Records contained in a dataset
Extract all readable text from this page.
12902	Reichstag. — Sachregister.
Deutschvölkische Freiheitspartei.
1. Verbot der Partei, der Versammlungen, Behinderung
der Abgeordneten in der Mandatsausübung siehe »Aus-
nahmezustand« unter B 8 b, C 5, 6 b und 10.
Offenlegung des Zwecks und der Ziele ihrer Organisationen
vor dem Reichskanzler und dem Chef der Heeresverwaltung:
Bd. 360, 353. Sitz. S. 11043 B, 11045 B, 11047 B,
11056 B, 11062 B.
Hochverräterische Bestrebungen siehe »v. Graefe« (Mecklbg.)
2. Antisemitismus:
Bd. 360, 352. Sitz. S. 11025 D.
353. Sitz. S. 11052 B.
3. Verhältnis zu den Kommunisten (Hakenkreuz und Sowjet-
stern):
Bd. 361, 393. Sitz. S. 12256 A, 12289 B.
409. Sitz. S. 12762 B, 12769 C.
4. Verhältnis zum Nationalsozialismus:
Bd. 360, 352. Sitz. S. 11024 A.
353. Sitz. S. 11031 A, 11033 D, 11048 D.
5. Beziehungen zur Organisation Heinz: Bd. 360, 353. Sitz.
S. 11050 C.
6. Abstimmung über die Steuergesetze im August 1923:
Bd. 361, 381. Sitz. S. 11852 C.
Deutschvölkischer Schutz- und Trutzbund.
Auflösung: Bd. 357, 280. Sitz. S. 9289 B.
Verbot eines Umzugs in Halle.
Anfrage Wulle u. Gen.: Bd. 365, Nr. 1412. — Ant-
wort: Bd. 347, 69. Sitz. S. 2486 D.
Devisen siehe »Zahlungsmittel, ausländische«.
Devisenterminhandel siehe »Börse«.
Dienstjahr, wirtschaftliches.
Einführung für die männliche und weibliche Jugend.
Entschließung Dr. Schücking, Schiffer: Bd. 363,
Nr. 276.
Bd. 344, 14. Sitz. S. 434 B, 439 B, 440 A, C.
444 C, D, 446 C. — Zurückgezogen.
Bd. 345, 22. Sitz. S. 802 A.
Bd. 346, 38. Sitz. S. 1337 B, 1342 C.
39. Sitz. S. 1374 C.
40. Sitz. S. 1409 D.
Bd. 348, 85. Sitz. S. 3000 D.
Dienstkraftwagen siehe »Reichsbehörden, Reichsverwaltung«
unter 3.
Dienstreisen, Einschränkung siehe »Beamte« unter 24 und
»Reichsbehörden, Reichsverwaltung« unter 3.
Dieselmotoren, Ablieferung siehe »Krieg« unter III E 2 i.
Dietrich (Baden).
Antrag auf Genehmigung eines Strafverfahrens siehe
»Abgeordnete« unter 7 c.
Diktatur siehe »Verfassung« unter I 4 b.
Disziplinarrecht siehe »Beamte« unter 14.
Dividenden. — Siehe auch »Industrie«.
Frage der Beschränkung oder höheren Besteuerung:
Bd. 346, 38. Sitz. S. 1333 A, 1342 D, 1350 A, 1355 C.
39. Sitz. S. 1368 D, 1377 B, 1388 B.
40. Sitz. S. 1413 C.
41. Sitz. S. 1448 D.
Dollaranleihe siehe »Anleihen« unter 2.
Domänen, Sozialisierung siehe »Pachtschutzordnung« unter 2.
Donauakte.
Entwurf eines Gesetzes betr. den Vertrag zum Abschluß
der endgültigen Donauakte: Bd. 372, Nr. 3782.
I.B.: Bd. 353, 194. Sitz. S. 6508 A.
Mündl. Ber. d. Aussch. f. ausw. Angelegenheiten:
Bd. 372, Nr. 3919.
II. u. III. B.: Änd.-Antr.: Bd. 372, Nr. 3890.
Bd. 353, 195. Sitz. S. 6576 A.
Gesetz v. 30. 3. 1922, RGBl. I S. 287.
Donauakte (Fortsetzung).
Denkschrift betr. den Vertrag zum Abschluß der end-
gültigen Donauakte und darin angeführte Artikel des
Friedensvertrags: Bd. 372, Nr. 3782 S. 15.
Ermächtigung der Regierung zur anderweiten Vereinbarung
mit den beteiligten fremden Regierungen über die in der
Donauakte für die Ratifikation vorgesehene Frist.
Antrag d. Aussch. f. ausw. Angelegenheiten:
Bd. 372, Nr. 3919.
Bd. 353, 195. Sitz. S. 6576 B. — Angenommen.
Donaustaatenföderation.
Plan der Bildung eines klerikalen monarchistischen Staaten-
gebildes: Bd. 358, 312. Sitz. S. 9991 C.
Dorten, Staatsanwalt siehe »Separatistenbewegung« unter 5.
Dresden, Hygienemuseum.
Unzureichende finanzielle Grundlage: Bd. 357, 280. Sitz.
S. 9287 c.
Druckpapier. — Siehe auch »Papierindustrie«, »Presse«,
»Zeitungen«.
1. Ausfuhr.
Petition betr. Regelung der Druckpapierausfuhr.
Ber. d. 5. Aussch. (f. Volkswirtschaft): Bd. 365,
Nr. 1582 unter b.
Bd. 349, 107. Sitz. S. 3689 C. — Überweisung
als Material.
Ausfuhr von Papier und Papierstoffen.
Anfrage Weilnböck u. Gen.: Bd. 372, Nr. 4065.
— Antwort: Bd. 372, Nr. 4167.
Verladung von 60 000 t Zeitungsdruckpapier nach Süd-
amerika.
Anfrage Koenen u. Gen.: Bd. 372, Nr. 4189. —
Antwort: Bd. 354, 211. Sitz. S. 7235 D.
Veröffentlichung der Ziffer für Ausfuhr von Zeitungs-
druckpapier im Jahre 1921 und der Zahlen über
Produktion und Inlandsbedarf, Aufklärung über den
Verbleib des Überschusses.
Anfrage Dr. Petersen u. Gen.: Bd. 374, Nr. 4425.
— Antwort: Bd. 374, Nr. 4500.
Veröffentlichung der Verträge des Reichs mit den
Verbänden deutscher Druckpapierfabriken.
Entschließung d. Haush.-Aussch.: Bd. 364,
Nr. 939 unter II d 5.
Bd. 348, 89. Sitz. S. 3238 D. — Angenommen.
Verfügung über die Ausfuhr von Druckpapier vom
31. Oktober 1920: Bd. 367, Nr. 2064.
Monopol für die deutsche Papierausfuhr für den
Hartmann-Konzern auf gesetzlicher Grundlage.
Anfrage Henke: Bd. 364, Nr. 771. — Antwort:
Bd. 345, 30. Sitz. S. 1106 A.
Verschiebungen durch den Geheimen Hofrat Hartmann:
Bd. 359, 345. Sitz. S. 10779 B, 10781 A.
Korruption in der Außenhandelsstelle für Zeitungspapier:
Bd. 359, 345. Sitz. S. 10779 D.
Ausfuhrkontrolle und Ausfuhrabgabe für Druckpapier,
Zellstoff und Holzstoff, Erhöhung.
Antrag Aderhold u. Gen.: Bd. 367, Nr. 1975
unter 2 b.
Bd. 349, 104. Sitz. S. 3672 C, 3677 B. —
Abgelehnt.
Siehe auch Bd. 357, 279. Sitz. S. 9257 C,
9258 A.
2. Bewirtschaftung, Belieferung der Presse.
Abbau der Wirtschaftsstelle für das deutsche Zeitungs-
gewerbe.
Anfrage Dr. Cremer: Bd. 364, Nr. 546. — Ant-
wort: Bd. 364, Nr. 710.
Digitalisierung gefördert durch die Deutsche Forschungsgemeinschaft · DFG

_Problem_
Reproduce each record exactly as it appears.

_Answer for this exercise_
Extract all readable text from this page.
12902	Reichstag. — Sachregister.
Deutschvölkische Freiheitspartei.
1. Verbot der Partei, der Versammlungen, Behinderung
der Abgeordneten in der Mandatsausübung siehe »Aus-
nahmezustand« unter B 8 b, C 5, 6 b und 10.
Offenlegung des Zwecks und der Ziele ihrer Organisationen
vor dem Reichskanzler und dem Chef der Heeresverwaltung:
Bd. 360, 353. Sitz. S. 11043 B, 11045 B, 11047 B,
11056 B, 11062 B.
Hochverräterische Bestrebungen siehe »v. Graefe« (Mecklbg.)
2. Antisemitismus:
Bd. 360, 352. Sitz. S. 11025 D.
353. Sitz. S. 11052 B.
3. Verhältnis zu den Kommunisten (Hakenkreuz und Sowjet-
stern):
Bd. 361, 393. Sitz. S. 12256 A, 12289 B.
409. Sitz. S. 12762 B, 12769 C.
4. Verhältnis zum Nationalsozialismus:
Bd. 360, 352. Sitz. S. 11024 A.
353. Sitz. S. 11031 A, 11033 D, 11048 D.
5. Beziehungen zur Organisation Heinz: Bd. 360, 353. Sitz.
S. 11050 C.
6. Abstimmung über die Steuergesetze im August 1923:
Bd. 361, 381. Sitz. S. 11852 C.
Deutschvölkischer Schutz- und Trutzbund.
Auflösung: Bd. 357, 280. Sitz. S. 9289 B.
Verbot eines Umzugs in Halle.
Anfrage Wulle u. Gen.: Bd. 365, Nr. 1412. — Ant-
wort: Bd. 347, 69. Sitz. S. 2486 D.
Devisen siehe »Zahlungsmittel, ausländische«.
Devisenterminhandel siehe »Börse«.
Dienstjahr, wirtschaftliches.
Einführung für die männliche und weibliche Jugend.
Entschließung Dr. Schücking, Schiffer: Bd. 363,
Nr. 276.
Bd. 344, 14. Sitz. S. 434 B, 439 B, 440 A, C.
444 C, D, 446 C. — Zurückgezogen.
Bd. 345, 22. Sitz. S. 802 A.
Bd. 346, 38. Sitz. S. 1337 B, 1342 C.
39. Sitz. S. 1374 C.
40. Sitz. S. 1409 D.
Bd. 348, 85. Sitz. S. 3000 D.
Dienstkraftwagen siehe »Reichsbehörden, Reichsverwaltung«
unter 3.
Dienstreisen, Einschränkung siehe »Beamte« unter 24 und
»Reichsbehörden, Reichsverwaltung« unter 3.
Dieselmotoren, Ablieferung siehe »Krieg« unter III E 2 i.
Dietrich (Baden).
Antrag auf Genehmigung eines Strafverfahrens siehe
»Abgeordnete« unter 7 c.
Diktatur siehe »Verfassung« unter I 4 b.
Disziplinarrecht siehe »Beamte« unter 14.
Dividenden. — Siehe auch »Industrie«.
Frage der Beschränkung oder höheren Besteuerung:
Bd. 346, 38. Sitz. S. 1333 A, 1342 D, 1350 A, 1355 C.
39. Sitz. S. 1368 D, 1377 B, 1388 B.
40. Sitz. S. 1413 C.
41. Sitz. S. 1448 D.
Dollaranleihe siehe »Anleihen« unter 2.
Domänen, Sozialisierung siehe »Pachtschutzordnung« unter 2.
Donauakte.
Entwurf eines Gesetzes betr. den Vertrag zum Abschluß
der endgültigen Donauakte: Bd. 372, Nr. 3782.
I.B.: Bd. 353, 194. Sitz. S. 6508 A.
Mündl. Ber. d. Aussch. f. ausw. Angelegenheiten:
Bd. 372, Nr. 3919.
II. u. III. B.: Änd.-Antr.: Bd. 372, Nr. 3890.
Bd. 353, 195. Sitz. S. 6576 A.
Gesetz v. 30. 3. 1922, RGBl. I S. 287.
Donauakte (Fortsetzung).
Denkschrift betr. den Vertrag zum Abschluß der end-
gültigen Donauakte und darin angeführte Artikel des
Friedensvertrags: Bd. 372, Nr. 3782 S. 15.
Ermächtigung der Regierung zur anderweiten Vereinbarung
mit den beteiligten fremden Regierungen über die in der
Donauakte für die Ratifikation vorgesehene Frist.
Antrag d. Aussch. f. ausw. Angelegenheiten:
Bd. 372, Nr. 3919.
Bd. 353, 195. Sitz. S. 6576 B. — Angenommen.
Donaustaatenföderation.
Plan der Bildung eines klerikalen monarchistischen Staaten-
gebildes: Bd. 358, 312. Sitz. S. 9991 C.
Dorten, Staatsanwalt siehe »Separatistenbewegung« unter 5.
Dresden, Hygienemuseum.
Unzureichende finanzielle Grundlage: Bd. 357, 280. Sitz.
S. 9287 c.
Druckpapier. — Siehe auch »Papierindustrie«, »Presse«,
»Zeitungen«.
1. Ausfuhr.
Petition betr. Regelung der Druckpapierausfuhr.
Ber. d. 5. Aussch. (f. Volkswirtschaft): Bd. 365,
Nr. 1582 unter b.
Bd. 349, 107. Sitz. S. 3689 C. — Überweisung
als Material.
Ausfuhr von Papier und Papierstoffen.
Anfrage Weilnböck u. Gen.: Bd. 372, Nr. 4065.
— Antwort: Bd. 372, Nr. 4167.
Verladung von 60 000 t Zeitungsdruckpapier nach Süd-
amerika.
Anfrage Koenen u. Gen.: Bd. 372, Nr. 4189. —
Antwort: Bd. 354, 211. Sitz. S. 7235 D.
Veröffentlichung der Ziffer für Ausfuhr von Zeitungs-
druckpapier im Jahre 1921 und der Zahlen über
Produktion und Inlandsbedarf, Aufklärung über den
Verbleib des Überschusses.
Anfrage Dr. Petersen u. Gen.: Bd. 374, Nr. 4425.
— Antwort: Bd. 374, Nr. 4500.
Veröffentlichung der Verträge des Reichs mit den
Verbänden deutscher Druckpapierfabriken.
Entschließung d. Haush.-Aussch.: Bd. 364,
Nr. 939 unter II d 5.
Bd. 348, 89. Sitz. S. 3238 D. — Angenommen.
Verfügung über die Ausfuhr von Druckpapier vom
31. Oktober 1920: Bd. 367, Nr. 2064.
Monopol für die deutsche Papierausfuhr für den
Hartmann-Konzern auf gesetzlicher Grundlage.
Anfrage Henke: Bd. 364, Nr. 771. — Antwort:
Bd. 345, 30. Sitz. S. 1106 A.
Verschiebungen durch den Geheimen Hofrat Hartmann:
Bd. 359, 345. Sitz. S. 10779 B, 10781 A.
Korruption in der Außenhandelsstelle für Zeitungspapier:
Bd. 359, 345. Sitz. S. 10779 D.
Ausfuhrkontrolle und Ausfuhrabgabe für Druckpapier,
Zellstoff und Holzstoff, Erhöhung.
Antrag Aderhold u. Gen.: Bd. 367, Nr. 1975
unter 2 b.
Bd. 349, 104. Sitz. S. 3672 C, 3677 B. —
Abgelehnt.
Siehe auch Bd. 357, 279. Sitz. S. 9257 C,
9258 A.
2. Bewirtschaftung, Belieferung der Presse.
Abbau der Wirtschaftsstelle für das deutsche Zeitungs-
gewerbe.
Anfrage Dr. Cremer: Bd. 364, Nr. 546. — Ant-
wort: Bd. 364, Nr. 710.
Digitalisierung gefördert durch die Deutsche Forschungsgemeinschaft · DFG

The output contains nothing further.